Interactions between Bacteria and Bile Salts in the Gastrointestinal and Hepatobiliary Tracts

Abstract

Bile salts and bacteria have intricate relationships. The composition of the intestinal pool of bile salts is shaped by bacterial metabolism. In turn, bile salts play a role in intestinal homeostasis by controlling the size and the composition of the intestinal microbiota. As a consequence, alteration of the microbiome-bile salt homeostasis can play a role in hepatic and gastrointestinal pathological conditions. Intestinal bacteria use bile salts as environmental signals and in certain cases as nutrients and electron acceptors. However, bile salts are antibacterial compounds that disrupt bacterial membranes, denature proteins, chelate iron and calcium, cause oxidative damage to DNA, and control the expression of eukaryotic genes involved in host defense and immunity. Bacterial species adapted to the mammalian gut are able to endure the antibacterial activities of bile salts by multiple physiological adjustments that include remodeling of the cell envelope and activation of efflux systems and stress responses. Resistance to bile salts permits that certain bile-resistant pathogens can colonize the hepatobiliary tract, and an outstanding example is the chronic infection of the gall bladder by Salmonella enterica. A better understanding of the interactions between bacteria and bile salts may inspire novel therapeutic strategies for gastrointestinal and hepatobiliary diseases that involve microbiome alteration, as well as novel schemes against bacterial infections.

Keywords: Salmonella; bile salts; chronic infection; gall bladder; gene regulation; intestinal microbiome; resistance to bile.

# [Data records]
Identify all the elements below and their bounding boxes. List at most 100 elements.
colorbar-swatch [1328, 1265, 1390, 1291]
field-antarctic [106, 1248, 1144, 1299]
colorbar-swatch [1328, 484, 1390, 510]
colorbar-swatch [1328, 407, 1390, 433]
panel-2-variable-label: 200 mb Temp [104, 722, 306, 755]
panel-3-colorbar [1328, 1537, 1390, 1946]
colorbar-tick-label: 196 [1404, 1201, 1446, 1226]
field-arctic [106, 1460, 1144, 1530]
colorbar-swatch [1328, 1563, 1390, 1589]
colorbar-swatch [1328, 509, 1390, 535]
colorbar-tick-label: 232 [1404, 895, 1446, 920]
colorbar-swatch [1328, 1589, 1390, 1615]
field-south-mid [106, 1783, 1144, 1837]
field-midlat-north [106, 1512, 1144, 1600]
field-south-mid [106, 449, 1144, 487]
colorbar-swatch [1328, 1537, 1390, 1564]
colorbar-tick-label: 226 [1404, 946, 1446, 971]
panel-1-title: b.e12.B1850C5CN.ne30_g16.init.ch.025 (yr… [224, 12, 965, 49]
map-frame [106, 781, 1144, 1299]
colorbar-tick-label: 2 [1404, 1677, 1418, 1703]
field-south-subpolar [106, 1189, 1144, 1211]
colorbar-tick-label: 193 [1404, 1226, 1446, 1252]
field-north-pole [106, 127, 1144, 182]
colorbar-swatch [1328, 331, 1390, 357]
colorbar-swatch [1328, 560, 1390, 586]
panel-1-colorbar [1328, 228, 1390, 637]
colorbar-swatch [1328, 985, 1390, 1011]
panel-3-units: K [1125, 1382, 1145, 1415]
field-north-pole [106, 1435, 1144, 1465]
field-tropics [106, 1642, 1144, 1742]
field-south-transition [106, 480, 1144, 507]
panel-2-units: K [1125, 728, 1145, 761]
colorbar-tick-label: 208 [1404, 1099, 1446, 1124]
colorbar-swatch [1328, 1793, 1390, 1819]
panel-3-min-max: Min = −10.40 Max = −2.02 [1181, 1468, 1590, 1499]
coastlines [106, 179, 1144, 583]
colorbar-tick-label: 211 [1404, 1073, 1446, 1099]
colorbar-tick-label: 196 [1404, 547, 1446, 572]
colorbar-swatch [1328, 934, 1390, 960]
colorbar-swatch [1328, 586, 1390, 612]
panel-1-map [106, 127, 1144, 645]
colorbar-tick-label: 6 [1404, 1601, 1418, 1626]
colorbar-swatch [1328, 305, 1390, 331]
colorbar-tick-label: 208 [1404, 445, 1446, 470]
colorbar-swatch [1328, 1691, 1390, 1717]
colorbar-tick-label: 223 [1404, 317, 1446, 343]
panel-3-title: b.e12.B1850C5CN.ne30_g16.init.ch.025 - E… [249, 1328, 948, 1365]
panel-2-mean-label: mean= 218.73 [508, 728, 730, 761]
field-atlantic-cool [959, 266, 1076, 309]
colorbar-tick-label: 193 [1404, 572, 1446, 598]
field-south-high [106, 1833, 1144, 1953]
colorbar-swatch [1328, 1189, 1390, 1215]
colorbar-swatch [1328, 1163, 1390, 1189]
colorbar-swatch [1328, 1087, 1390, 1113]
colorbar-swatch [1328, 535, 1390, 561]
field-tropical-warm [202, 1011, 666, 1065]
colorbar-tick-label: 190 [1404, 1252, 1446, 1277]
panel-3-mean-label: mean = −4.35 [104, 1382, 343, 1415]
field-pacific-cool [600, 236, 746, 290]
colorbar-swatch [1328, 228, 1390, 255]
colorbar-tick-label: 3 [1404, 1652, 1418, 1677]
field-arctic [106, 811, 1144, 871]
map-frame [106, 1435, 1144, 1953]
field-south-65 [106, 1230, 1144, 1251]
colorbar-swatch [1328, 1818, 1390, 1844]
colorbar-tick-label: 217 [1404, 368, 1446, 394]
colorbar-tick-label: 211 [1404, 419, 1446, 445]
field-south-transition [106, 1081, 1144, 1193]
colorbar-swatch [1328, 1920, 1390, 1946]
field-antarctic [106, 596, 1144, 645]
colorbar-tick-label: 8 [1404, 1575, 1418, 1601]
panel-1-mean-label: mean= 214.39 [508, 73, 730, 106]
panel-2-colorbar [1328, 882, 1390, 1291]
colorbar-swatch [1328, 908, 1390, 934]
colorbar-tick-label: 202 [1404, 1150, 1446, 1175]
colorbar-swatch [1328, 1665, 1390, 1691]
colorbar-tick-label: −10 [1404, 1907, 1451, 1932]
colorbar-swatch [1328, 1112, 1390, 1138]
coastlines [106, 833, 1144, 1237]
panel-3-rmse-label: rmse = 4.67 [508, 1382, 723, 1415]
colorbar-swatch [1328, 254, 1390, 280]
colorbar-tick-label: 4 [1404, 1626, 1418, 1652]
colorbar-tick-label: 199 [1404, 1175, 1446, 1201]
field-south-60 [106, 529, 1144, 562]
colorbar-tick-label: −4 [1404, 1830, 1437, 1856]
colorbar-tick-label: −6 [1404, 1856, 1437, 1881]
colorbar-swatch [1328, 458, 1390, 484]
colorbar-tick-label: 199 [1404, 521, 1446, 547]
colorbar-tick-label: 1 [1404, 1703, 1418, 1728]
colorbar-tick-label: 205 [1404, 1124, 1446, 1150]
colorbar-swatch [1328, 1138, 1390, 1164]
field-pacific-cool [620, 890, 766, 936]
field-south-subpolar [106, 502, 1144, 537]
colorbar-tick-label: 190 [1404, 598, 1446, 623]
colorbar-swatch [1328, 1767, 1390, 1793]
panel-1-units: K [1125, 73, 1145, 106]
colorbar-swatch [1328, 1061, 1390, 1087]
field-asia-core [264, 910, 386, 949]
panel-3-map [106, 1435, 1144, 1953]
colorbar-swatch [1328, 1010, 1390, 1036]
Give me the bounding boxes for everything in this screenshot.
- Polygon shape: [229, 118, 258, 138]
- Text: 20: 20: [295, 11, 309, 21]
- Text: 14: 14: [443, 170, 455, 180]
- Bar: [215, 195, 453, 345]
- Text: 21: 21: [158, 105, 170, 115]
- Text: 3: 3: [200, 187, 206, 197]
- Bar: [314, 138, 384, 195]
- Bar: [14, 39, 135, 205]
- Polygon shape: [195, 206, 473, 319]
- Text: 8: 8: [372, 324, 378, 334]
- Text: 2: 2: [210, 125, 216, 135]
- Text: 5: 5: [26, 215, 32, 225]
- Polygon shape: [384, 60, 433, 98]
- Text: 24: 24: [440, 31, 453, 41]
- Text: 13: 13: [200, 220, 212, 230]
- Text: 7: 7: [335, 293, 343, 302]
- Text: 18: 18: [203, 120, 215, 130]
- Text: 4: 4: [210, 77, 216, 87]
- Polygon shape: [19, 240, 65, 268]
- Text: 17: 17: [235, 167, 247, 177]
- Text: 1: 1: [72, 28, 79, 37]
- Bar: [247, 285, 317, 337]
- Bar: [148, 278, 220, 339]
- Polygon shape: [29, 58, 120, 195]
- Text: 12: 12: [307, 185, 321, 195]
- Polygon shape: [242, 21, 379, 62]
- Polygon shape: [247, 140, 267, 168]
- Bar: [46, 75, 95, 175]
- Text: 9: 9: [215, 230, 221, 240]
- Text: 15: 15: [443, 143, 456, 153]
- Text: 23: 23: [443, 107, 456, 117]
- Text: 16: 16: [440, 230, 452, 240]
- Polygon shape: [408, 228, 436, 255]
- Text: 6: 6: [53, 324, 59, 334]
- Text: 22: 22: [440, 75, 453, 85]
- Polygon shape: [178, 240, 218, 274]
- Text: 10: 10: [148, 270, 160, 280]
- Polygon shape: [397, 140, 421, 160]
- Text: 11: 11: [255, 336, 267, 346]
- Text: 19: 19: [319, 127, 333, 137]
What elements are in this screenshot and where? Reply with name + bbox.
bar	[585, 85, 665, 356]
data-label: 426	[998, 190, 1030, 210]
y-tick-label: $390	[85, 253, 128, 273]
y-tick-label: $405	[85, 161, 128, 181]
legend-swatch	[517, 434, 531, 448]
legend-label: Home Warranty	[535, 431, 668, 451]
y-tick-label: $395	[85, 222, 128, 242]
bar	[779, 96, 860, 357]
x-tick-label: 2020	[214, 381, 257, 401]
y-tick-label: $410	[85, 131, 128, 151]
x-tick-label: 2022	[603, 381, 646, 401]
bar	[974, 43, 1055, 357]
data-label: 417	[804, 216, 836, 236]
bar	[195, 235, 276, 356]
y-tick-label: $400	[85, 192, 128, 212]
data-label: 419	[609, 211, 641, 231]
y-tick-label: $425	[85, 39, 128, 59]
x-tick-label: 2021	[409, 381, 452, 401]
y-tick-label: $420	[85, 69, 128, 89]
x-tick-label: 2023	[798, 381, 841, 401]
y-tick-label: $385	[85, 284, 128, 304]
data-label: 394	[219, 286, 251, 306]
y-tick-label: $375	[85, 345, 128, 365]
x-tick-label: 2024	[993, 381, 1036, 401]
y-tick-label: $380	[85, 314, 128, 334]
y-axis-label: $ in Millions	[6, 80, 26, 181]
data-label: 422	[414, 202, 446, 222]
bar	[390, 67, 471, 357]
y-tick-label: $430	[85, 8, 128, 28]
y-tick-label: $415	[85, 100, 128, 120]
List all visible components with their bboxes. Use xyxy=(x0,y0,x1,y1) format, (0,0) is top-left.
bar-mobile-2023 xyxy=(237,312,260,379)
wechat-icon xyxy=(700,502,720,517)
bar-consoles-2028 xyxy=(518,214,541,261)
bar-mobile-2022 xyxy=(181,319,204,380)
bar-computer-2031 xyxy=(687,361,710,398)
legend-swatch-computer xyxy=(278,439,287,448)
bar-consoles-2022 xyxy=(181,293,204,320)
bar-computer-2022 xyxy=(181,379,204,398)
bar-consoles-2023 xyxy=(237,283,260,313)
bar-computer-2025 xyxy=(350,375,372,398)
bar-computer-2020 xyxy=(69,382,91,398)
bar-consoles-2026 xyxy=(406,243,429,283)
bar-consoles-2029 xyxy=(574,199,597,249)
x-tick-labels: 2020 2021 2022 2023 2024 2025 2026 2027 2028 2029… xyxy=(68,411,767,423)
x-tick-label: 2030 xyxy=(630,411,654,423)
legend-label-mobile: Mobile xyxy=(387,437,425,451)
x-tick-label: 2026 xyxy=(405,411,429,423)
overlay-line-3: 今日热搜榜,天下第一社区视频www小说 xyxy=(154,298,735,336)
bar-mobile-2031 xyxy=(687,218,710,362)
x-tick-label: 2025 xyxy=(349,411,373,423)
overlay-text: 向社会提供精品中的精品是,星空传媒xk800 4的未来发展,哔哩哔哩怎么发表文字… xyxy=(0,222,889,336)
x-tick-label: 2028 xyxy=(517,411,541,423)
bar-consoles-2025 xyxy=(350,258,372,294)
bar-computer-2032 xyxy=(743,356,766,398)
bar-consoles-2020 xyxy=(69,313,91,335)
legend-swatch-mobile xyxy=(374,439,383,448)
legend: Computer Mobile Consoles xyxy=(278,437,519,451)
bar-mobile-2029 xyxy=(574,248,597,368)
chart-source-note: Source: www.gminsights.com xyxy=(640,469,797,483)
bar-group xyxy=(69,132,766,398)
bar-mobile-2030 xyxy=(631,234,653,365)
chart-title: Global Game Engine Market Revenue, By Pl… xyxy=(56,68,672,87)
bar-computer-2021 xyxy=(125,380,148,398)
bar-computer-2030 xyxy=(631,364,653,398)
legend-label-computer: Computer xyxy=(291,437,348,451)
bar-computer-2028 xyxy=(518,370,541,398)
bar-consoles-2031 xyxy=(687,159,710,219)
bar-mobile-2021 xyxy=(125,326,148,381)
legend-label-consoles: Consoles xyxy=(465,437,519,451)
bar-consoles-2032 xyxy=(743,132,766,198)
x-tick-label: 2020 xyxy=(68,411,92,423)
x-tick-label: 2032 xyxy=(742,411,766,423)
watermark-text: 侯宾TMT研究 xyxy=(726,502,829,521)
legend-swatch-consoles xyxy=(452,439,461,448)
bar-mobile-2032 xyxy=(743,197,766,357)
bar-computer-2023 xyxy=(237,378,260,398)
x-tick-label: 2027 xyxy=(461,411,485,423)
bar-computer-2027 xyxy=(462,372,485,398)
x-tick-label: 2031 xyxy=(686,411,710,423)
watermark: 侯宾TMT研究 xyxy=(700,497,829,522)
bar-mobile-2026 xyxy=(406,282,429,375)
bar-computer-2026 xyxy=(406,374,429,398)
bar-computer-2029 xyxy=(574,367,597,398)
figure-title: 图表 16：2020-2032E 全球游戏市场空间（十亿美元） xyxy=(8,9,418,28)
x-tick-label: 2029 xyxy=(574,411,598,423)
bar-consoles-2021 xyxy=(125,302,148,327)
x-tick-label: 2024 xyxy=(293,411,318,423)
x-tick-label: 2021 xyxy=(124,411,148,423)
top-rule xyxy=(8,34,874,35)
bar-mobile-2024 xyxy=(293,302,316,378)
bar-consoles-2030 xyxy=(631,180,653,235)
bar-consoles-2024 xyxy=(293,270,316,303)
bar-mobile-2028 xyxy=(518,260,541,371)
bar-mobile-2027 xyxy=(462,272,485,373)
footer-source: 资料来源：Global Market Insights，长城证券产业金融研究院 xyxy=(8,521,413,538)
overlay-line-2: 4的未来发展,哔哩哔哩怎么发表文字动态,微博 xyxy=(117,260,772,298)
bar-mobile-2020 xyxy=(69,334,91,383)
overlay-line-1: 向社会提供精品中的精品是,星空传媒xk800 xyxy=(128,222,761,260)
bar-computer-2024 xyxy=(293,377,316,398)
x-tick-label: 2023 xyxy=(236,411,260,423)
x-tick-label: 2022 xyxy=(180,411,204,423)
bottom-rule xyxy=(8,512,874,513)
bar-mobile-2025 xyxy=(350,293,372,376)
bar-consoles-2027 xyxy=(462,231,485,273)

# [Assignment]
Please write the next part of the article on bacteria and bile salts, starting after its keyword list. The rows have nothing to do with the article on bacteria and bile salts.

# [Output of the exercise]
Figure 1

(A) Synthesis of the major bile acids of human bile and circulation in the hepatic, biliary, and digestive systems. Bile acids are transformed into bile salts by the association with Na⁺ or K⁺ ions. Primary bile acids are stored in the gall bladder. After food ingestion, bile released into the small intestine contains 5–15 g of bile acids. In the intestine, bile acids are modified by the effect of intestinal microbiota. Both primary and secondary bile acids are reabsorbed in the terminal ileum into the blood stream. Modified from Fontana et al. (3). (B) Bile acids can be conjugated with either glycine or taurine. In this example, cholic acid becomes either taurocholic acid or glycocholic acid after conjugation with taurine or glycine, respectively. (C) Bile acids are amphipathic, and their hydrophobic side associates with the surface of lipid droplets while the polar groups interact with water creating a stable emulsion of small, mixed micelles. Modified from Hofmann (5) and Vander et al. (35).

Figure 2

Salmonella enterica infection pathogenesis. (1) Salmonella infection starts with the ingestion of contaminated food or water. (2) Salmonellae invade intestinal epithelial cells and migrate to the lamina propria. (3) Two types of infection can occur: gastroenteritis and systemic infection. (4) During systemic dissemination, Salmonella colonizes the liver, the spleen, and the bone marrow. (5) From the liver, Salmonella reaches the gall bladder and can cause chronic carriage. (6) Salmonella carriers shed bacteria into the small intestine upon secretion of bile, and feces contain Salmonella cells. Inspired from Ref. (–157).